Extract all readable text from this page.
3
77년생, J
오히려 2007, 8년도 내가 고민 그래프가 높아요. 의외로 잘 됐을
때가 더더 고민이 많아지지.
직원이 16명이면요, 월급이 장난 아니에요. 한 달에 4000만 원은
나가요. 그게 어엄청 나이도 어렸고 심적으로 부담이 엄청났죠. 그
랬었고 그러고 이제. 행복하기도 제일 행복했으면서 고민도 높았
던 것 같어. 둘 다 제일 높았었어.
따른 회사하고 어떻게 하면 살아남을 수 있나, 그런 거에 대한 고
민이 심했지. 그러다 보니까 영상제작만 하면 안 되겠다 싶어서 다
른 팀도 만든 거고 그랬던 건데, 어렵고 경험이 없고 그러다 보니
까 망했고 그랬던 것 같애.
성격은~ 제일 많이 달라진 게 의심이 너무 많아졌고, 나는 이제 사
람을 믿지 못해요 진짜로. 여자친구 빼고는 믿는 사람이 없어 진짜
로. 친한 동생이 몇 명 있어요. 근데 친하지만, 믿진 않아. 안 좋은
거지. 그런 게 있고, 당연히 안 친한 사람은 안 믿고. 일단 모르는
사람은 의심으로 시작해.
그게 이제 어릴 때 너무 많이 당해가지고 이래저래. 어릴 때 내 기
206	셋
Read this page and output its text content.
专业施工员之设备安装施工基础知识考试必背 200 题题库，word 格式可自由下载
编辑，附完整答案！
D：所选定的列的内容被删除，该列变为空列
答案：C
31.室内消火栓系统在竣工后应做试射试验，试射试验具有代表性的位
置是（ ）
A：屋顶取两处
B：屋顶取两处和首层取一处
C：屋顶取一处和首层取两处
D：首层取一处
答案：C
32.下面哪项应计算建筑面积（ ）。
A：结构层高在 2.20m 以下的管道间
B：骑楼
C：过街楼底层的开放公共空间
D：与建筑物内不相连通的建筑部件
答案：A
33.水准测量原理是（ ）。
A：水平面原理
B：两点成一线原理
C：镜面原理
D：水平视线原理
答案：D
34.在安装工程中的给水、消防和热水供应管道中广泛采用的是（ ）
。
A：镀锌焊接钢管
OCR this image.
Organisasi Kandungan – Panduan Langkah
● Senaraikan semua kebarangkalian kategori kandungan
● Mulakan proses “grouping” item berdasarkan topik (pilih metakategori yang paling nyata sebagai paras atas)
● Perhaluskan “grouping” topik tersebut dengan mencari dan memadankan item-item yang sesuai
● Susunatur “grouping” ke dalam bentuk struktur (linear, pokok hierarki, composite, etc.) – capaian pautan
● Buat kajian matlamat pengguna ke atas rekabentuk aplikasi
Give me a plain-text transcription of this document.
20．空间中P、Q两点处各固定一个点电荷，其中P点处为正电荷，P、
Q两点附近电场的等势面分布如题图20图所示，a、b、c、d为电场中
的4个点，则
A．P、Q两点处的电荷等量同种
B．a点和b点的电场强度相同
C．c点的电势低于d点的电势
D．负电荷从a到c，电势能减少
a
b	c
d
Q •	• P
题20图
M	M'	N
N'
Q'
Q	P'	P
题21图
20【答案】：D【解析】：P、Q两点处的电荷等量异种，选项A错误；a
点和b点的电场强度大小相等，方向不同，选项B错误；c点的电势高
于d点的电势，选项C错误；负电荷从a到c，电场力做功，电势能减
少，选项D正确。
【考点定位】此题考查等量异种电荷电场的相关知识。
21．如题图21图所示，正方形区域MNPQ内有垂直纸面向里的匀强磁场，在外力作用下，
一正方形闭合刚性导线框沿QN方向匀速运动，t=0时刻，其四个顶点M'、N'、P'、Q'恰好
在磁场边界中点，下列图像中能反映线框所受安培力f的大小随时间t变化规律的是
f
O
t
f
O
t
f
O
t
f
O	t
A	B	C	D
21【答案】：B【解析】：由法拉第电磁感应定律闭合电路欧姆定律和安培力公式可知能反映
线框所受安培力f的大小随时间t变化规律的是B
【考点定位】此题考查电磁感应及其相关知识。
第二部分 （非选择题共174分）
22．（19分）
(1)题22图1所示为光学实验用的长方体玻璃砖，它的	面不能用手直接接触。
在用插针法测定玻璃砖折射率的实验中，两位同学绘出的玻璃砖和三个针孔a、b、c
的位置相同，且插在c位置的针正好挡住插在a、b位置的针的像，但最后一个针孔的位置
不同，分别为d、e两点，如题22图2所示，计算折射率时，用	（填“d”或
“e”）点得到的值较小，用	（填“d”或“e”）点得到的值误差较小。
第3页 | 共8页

(DIRECTIONS FOR THIS TASK):
Extract the complete data, matching each line exactly.

(THE REPLY):
Extract all readable text from this page.
3
77년생, J
오히려 2007, 8년도 내가 고민 그래프가 높아요. 의외로 잘 됐을
때가 더더 고민이 많아지지.
직원이 16명이면요, 월급이 장난 아니에요. 한 달에 4000만 원은
나가요. 그게 어엄청 나이도 어렸고 심적으로 부담이 엄청났죠. 그
랬었고 그러고 이제. 행복하기도 제일 행복했으면서 고민도 높았
던 것 같어. 둘 다 제일 높았었어.
따른 회사하고 어떻게 하면 살아남을 수 있나, 그런 거에 대한 고
민이 심했지. 그러다 보니까 영상제작만 하면 안 되겠다 싶어서 다
른 팀도 만든 거고 그랬던 건데, 어렵고 경험이 없고 그러다 보니
까 망했고 그랬던 것 같애.
성격은~ 제일 많이 달라진 게 의심이 너무 많아졌고, 나는 이제 사
람을 믿지 못해요 진짜로. 여자친구 빼고는 믿는 사람이 없어 진짜
로. 친한 동생이 몇 명 있어요. 근데 친하지만, 믿진 않아. 안 좋은
거지. 그런 게 있고, 당연히 안 친한 사람은 안 믿고. 일단 모르는
사람은 의심으로 시작해.
그게 이제 어릴 때 너무 많이 당해가지고 이래저래. 어릴 때 내 기
206	셋
Read this page and output its text content.
专业施工员之设备安装施工基础知识考试必背 200 题题库，word 格式可自由下载
编辑，附完整答案！
D：所选定的列的内容被删除，该列变为空列
答案：C
31.室内消火栓系统在竣工后应做试射试验，试射试验具有代表性的位
置是（ ）
A：屋顶取两处
B：屋顶取两处和首层取一处
C：屋顶取一处和首层取两处
D：首层取一处
答案：C
32.下面哪项应计算建筑面积（ ）。
A：结构层高在 2.20m 以下的管道间
B：骑楼
C：过街楼底层的开放公共空间
D：与建筑物内不相连通的建筑部件
答案：A
33.水准测量原理是（ ）。
A：水平面原理
B：两点成一线原理
C：镜面原理
D：水平视线原理
答案：D
34.在安装工程中的给水、消防和热水供应管道中广泛采用的是（ ）
。
A：镀锌焊接钢管
OCR this image.
Organisasi Kandungan – Panduan Langkah
● Senaraikan semua kebarangkalian kategori kandungan
● Mulakan proses “grouping” item berdasarkan topik (pilih metakategori yang paling nyata sebagai paras atas)
● Perhaluskan “grouping” topik tersebut dengan mencari dan memadankan item-item yang sesuai
● Susunatur “grouping” ke dalam bentuk struktur (linear, pokok hierarki, composite, etc.) – capaian pautan
● Buat kajian matlamat pengguna ke atas rekabentuk aplikasi
Give me a plain-text transcription of this document.
20．空间中P、Q两点处各固定一个点电荷，其中P点处为正电荷，P、
Q两点附近电场的等势面分布如题图20图所示，a、b、c、d为电场中
的4个点，则
A．P、Q两点处的电荷等量同种
B．a点和b点的电场强度相同
C．c点的电势低于d点的电势
D．负电荷从a到c，电势能减少
a
b	c
d
Q •	• P
题20图
M	M'	N
N'
Q'
Q	P'	P
题21图
20【答案】：D【解析】：P、Q两点处的电荷等量异种，选项A错误；a
点和b点的电场强度大小相等，方向不同，选项B错误；c点的电势高
于d点的电势，选项C错误；负电荷从a到c，电场力做功，电势能减
少，选项D正确。
【考点定位】此题考查等量异种电荷电场的相关知识。
21．如题图21图所示，正方形区域MNPQ内有垂直纸面向里的匀强磁场，在外力作用下，
一正方形闭合刚性导线框沿QN方向匀速运动，t=0时刻，其四个顶点M'、N'、P'、Q'恰好
在磁场边界中点，下列图像中能反映线框所受安培力f的大小随时间t变化规律的是
f
O
t
f
O
t
f
O
t
f
O	t
A	B	C	D
21【答案】：B【解析】：由法拉第电磁感应定律闭合电路欧姆定律和安培力公式可知能反映
线框所受安培力f的大小随时间t变化规律的是B
【考点定位】此题考查电磁感应及其相关知识。
第二部分 （非选择题共174分）
22．（19分）
(1)题22图1所示为光学实验用的长方体玻璃砖，它的	面不能用手直接接触。
在用插针法测定玻璃砖折射率的实验中，两位同学绘出的玻璃砖和三个针孔a、b、c
的位置相同，且插在c位置的针正好挡住插在a、b位置的针的像，但最后一个针孔的位置
不同，分别为d、e两点，如题22图2所示，计算折射率时，用	（填“d”或
“e”）点得到的值较小，用	（填“d”或“e”）点得到的值误差较小。
第3页 | 共8页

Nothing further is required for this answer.